BEGIN Dataset entries

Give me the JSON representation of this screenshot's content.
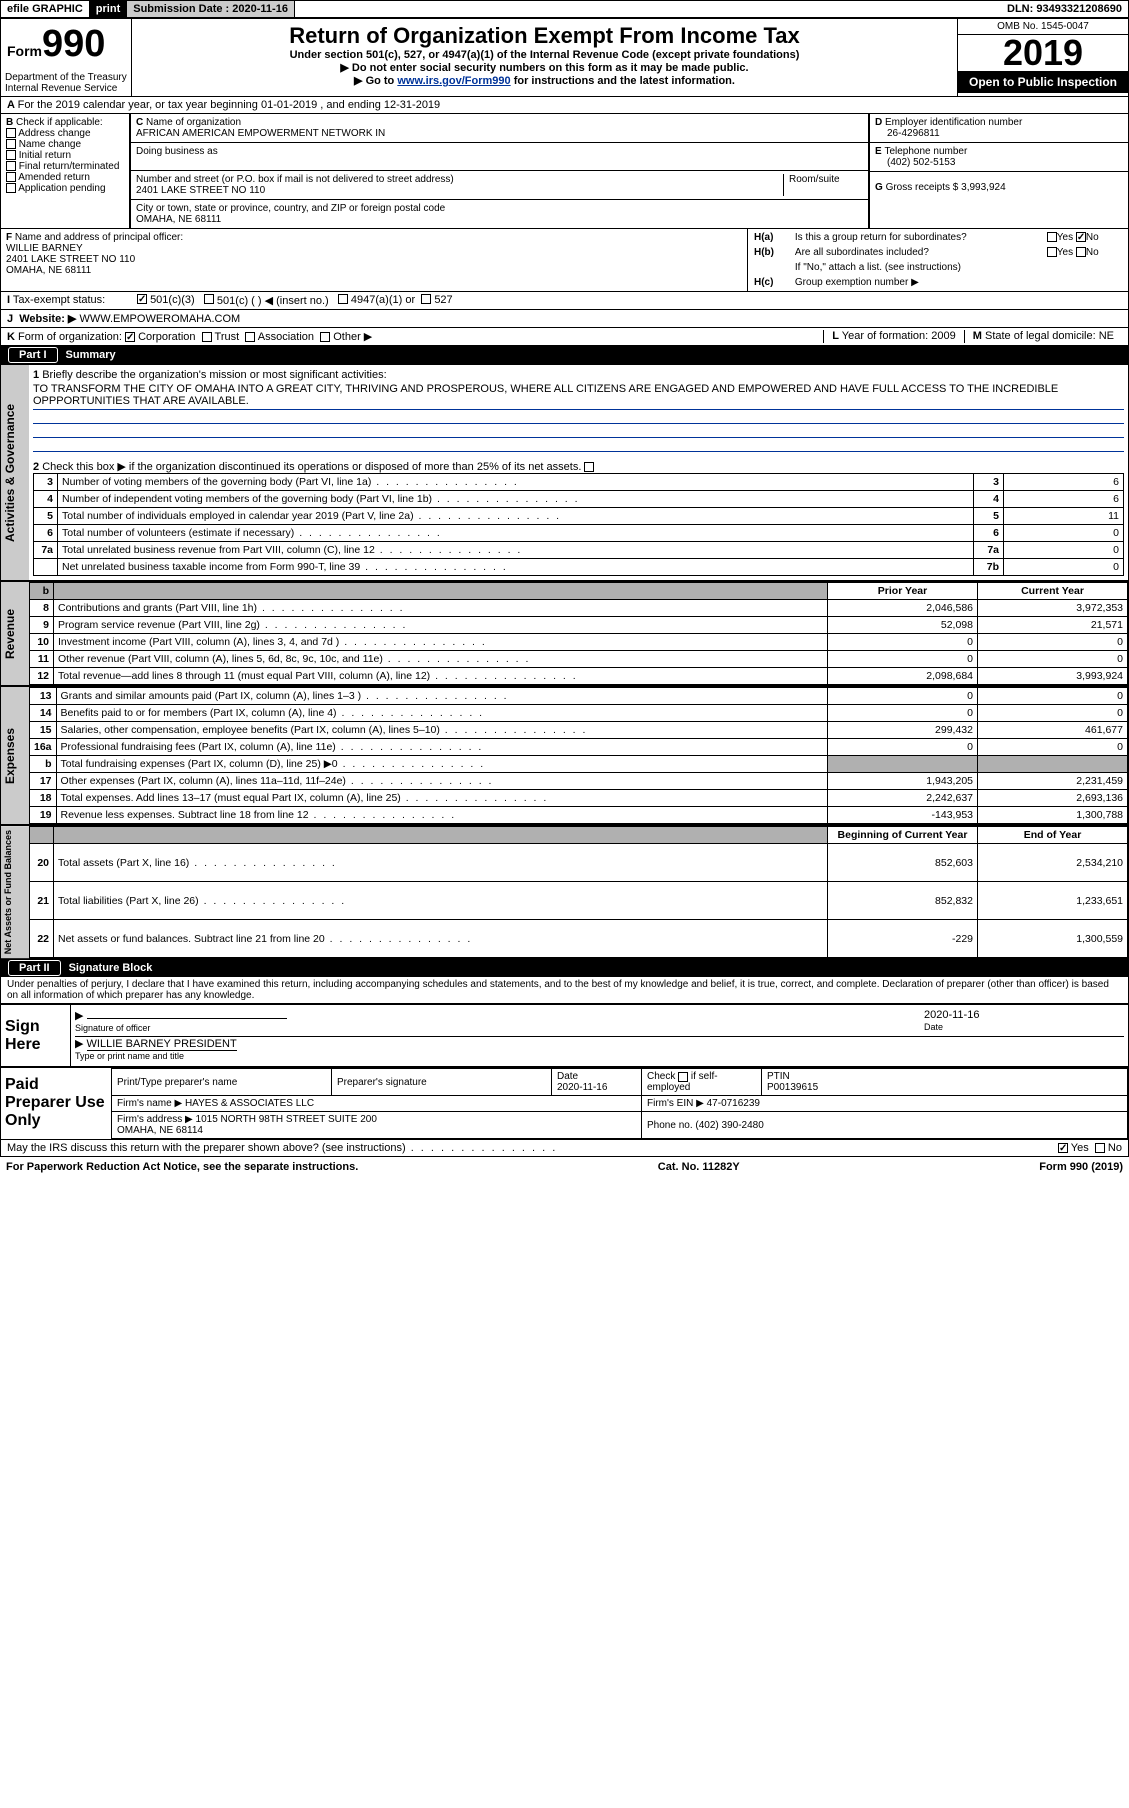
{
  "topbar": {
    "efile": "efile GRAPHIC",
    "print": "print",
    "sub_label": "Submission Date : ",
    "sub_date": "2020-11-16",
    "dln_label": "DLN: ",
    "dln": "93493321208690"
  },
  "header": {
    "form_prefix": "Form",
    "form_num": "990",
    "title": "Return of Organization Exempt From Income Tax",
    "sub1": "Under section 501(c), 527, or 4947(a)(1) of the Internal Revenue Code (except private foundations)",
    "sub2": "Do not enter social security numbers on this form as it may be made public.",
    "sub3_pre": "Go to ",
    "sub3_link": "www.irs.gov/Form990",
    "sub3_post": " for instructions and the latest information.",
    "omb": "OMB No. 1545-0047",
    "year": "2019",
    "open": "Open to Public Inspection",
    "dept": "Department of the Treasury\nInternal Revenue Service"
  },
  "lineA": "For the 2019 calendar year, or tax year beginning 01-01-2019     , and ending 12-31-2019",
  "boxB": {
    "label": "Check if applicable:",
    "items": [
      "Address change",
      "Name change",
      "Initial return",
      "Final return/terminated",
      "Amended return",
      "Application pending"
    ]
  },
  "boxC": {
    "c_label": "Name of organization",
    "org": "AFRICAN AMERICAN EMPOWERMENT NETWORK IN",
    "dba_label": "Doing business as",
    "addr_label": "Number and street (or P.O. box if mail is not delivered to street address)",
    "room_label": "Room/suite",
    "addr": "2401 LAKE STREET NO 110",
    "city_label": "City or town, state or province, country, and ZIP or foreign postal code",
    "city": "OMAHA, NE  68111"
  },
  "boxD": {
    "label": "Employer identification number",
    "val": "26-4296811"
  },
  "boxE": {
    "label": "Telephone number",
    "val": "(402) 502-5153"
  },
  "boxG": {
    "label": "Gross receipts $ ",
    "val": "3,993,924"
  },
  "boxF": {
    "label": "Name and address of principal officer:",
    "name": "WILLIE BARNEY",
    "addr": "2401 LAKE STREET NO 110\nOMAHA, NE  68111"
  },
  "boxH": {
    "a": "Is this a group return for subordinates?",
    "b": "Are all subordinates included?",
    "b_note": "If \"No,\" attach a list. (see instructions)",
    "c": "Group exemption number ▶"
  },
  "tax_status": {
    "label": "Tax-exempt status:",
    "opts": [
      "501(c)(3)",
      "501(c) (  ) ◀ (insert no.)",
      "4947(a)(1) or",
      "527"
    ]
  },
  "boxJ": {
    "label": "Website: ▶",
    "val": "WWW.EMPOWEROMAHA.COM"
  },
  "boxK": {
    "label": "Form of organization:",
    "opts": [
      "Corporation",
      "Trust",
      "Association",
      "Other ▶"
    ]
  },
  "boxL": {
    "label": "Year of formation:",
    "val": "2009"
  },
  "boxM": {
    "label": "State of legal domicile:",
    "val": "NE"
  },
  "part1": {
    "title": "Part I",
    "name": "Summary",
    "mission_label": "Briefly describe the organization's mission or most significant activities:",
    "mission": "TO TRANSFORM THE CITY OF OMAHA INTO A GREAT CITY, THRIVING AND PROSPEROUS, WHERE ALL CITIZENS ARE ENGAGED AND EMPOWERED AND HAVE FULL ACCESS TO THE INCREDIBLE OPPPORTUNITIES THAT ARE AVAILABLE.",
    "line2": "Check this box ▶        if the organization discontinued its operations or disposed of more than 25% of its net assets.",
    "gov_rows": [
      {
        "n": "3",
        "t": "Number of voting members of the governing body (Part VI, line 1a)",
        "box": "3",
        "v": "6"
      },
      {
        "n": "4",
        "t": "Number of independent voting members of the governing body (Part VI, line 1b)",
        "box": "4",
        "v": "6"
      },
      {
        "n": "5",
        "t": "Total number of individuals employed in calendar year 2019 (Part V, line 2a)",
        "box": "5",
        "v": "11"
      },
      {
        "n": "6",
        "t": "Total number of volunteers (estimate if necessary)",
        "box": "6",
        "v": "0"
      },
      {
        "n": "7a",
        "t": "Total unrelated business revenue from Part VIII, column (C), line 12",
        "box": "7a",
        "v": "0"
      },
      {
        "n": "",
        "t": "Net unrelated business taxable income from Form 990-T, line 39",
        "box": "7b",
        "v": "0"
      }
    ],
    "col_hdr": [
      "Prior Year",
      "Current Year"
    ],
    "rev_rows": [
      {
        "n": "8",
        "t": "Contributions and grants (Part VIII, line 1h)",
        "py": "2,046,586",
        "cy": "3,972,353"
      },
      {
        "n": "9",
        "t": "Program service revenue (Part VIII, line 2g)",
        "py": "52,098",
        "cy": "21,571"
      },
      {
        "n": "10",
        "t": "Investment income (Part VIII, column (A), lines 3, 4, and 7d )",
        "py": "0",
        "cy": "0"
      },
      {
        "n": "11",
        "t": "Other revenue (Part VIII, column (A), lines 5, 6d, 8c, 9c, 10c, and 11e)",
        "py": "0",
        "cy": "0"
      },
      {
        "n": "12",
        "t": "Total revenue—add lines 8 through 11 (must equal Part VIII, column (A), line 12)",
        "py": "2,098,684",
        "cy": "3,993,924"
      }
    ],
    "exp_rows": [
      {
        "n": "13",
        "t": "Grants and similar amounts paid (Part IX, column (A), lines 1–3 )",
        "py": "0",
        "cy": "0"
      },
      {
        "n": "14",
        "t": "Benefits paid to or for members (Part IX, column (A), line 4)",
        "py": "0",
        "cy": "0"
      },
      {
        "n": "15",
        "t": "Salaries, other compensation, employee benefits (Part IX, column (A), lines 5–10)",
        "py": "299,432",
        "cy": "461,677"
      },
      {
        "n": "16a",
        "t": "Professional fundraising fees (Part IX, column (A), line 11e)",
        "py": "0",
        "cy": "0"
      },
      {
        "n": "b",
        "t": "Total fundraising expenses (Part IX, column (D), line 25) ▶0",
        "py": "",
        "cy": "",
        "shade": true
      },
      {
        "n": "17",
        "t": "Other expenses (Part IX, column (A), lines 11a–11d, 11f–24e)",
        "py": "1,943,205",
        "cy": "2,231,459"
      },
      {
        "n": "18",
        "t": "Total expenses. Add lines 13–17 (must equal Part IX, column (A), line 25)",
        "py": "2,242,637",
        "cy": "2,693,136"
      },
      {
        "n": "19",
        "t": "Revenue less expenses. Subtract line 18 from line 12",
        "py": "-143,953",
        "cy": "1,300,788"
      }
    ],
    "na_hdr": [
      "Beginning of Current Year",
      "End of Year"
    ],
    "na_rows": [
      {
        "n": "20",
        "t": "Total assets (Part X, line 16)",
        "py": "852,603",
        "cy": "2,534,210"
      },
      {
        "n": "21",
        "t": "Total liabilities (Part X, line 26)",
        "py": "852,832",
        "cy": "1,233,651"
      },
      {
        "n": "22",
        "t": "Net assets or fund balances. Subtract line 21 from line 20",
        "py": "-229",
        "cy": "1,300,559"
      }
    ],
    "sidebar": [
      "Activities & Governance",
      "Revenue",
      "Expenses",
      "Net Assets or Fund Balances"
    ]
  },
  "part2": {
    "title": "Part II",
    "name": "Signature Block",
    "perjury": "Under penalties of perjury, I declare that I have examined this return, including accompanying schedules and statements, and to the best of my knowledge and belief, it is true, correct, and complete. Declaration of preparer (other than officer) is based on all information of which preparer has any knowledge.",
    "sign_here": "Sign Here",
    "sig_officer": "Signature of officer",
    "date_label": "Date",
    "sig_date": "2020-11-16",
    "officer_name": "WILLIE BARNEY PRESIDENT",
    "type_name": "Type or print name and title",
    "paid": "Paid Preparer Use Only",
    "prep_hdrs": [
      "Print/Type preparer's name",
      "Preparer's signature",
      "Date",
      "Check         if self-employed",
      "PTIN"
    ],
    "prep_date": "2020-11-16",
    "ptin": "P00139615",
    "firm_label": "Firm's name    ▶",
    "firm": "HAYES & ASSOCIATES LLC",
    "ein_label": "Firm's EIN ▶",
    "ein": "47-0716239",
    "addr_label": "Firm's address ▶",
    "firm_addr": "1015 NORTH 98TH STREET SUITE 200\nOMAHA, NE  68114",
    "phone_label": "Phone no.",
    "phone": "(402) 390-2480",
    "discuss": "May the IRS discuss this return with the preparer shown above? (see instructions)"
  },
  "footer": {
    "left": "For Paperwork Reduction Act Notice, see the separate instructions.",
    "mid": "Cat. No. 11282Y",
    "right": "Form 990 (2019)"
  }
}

END Dataset entries

Short task:
In the entries above, count each line with "equal"; reply with the total only.

The result:
2